* WRITTEN EXERCISE *
Copy every line of the following data that includes the string "minst".

* SUPPLIED INFORMATION *
-- START --

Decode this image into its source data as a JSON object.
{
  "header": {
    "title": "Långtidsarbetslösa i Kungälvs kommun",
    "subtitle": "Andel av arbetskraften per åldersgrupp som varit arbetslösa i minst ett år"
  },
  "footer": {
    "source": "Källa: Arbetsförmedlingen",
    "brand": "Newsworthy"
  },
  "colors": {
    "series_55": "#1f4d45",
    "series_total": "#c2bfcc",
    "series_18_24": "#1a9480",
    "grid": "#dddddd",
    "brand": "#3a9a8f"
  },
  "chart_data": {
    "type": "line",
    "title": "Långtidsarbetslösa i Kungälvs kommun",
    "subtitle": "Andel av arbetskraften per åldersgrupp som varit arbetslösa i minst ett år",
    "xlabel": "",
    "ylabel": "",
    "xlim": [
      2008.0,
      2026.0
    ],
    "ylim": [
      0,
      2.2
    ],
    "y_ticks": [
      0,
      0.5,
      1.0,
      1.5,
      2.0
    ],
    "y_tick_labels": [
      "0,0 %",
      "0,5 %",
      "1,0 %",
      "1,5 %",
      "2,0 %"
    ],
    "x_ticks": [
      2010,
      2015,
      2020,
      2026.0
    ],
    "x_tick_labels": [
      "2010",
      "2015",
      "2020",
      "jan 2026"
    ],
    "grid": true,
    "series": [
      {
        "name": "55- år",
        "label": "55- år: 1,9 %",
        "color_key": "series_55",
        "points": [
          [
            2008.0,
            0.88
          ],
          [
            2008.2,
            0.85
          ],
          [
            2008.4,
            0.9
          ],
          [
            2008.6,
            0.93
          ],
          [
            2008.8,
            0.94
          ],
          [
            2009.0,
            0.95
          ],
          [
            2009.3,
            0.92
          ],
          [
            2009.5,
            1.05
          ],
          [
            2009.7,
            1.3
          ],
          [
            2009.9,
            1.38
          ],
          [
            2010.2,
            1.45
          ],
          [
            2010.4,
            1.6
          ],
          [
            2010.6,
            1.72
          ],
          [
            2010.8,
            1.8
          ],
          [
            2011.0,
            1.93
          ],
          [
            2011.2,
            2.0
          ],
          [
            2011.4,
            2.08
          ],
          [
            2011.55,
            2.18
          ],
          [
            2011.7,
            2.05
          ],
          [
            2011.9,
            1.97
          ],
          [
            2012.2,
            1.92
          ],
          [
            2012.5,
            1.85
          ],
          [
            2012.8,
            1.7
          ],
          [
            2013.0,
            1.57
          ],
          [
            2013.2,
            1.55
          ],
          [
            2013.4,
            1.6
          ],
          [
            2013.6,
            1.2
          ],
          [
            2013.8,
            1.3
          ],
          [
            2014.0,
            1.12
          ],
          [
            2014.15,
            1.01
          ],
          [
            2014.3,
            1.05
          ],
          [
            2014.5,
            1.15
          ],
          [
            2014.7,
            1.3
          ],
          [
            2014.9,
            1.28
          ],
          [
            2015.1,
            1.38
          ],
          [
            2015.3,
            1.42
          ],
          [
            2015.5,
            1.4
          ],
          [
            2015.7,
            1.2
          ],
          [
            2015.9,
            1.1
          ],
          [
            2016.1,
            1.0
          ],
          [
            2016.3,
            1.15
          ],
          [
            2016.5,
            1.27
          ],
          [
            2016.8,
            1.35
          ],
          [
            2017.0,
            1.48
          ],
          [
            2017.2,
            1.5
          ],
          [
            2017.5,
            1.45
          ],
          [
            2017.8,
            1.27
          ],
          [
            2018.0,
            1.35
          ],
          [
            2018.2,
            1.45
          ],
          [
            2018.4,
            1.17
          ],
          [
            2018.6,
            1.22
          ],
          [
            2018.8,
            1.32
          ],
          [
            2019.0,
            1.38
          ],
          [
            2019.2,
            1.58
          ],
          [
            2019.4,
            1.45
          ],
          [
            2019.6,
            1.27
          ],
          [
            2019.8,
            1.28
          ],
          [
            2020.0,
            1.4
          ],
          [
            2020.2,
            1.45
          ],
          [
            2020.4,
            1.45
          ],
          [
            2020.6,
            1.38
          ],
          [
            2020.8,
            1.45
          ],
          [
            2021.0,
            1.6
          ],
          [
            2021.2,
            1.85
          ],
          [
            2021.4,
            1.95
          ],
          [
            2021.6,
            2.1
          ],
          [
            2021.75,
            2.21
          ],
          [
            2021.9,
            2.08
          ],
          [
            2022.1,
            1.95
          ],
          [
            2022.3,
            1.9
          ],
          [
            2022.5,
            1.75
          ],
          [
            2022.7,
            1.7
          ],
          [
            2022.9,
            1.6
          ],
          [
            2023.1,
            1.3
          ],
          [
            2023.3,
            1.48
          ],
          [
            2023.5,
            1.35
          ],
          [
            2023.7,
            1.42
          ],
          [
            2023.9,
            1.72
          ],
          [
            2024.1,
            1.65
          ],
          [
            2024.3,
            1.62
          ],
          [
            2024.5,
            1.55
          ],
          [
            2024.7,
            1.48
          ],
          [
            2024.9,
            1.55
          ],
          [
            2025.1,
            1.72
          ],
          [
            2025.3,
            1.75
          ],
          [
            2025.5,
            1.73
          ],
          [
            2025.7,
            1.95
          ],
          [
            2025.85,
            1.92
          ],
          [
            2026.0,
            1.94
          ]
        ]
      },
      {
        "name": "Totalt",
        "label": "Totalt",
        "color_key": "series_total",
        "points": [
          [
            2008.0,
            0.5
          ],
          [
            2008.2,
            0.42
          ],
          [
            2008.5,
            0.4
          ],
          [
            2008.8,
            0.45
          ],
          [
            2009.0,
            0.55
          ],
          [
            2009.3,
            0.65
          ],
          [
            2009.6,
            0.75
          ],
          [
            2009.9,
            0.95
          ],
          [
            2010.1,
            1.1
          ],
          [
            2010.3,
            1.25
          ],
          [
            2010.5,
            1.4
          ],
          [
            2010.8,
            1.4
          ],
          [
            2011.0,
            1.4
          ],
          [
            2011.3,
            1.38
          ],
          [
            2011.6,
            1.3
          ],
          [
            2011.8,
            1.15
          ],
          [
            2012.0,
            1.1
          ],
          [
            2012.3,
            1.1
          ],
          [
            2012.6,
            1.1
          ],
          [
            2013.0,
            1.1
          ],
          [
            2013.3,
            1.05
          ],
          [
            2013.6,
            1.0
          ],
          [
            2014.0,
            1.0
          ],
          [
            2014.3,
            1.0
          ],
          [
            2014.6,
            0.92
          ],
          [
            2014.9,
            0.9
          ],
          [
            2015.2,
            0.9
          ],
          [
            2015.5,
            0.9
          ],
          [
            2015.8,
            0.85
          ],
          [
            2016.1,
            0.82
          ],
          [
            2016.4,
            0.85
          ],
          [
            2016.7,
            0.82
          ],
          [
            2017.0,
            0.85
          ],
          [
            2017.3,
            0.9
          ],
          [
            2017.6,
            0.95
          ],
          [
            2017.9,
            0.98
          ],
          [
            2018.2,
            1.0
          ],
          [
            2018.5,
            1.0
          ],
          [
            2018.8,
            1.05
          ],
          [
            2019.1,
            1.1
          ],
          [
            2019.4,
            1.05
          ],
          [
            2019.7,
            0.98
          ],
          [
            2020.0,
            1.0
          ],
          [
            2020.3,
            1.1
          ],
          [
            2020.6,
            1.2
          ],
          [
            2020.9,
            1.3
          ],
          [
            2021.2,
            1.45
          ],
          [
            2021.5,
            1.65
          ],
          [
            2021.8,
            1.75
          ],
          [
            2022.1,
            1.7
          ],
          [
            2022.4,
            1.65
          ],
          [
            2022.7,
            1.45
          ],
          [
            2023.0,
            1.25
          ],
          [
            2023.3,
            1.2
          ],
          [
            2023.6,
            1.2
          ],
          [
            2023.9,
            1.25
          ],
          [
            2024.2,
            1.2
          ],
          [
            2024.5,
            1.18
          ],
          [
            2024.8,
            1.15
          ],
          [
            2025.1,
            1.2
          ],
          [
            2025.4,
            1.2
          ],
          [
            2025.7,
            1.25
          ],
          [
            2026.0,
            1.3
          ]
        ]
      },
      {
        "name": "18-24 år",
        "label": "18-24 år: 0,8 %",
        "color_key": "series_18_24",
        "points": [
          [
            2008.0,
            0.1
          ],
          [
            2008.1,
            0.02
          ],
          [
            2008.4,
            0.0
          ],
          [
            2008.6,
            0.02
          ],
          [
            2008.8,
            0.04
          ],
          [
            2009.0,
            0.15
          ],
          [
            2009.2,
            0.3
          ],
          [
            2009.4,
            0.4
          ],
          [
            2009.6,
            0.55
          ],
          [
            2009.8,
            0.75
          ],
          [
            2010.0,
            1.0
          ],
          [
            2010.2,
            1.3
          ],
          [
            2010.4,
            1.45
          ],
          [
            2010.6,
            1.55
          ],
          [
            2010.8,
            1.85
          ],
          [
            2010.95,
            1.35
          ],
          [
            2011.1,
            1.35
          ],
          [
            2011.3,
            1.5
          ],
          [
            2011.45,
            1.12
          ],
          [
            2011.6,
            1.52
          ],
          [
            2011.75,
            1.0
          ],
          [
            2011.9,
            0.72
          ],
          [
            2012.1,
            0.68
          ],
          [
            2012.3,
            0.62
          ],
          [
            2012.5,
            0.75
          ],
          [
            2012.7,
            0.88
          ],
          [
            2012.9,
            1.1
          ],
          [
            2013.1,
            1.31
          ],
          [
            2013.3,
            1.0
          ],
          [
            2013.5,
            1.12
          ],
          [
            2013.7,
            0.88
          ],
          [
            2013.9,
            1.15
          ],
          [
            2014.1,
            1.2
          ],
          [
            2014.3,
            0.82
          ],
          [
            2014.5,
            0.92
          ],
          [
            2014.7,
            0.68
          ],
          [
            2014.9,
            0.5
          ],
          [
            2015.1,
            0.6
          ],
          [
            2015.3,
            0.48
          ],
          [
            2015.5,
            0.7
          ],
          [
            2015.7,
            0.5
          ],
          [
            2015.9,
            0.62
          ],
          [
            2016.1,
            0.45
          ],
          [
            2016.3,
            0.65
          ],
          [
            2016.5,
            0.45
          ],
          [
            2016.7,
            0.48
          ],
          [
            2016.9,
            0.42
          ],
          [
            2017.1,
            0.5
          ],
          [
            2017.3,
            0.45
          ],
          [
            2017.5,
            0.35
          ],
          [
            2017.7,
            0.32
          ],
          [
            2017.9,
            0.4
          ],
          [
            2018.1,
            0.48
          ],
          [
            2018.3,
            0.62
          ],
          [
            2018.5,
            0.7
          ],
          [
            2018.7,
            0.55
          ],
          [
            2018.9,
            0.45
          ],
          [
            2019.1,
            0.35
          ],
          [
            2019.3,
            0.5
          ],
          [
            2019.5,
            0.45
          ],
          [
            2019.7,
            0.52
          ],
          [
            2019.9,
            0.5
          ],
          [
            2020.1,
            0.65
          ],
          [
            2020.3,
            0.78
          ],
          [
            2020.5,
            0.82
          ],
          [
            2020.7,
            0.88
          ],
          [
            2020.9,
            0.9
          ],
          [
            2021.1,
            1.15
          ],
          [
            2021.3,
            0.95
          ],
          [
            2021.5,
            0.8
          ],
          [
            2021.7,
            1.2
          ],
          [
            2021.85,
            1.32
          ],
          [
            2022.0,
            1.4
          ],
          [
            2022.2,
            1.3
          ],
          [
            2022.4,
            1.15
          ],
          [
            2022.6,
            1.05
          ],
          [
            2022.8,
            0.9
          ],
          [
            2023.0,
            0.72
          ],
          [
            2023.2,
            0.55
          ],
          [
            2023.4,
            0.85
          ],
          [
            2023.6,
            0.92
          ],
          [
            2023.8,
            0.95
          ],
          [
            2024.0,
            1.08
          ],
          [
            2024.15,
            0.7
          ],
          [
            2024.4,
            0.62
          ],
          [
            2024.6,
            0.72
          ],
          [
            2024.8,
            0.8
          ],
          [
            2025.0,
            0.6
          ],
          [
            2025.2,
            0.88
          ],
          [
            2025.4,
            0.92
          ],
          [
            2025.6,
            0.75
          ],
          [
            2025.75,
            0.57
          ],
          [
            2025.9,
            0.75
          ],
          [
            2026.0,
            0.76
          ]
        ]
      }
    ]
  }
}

-- END --

* REPLY TO THE TASK *
    "subtitle": "Andel av arbetskraften per åldersgrupp som varit arbetslösa i minst ett år"
    "subtitle": "Andel av arbetskraften per åldersgrupp som varit arbetslösa i minst ett år",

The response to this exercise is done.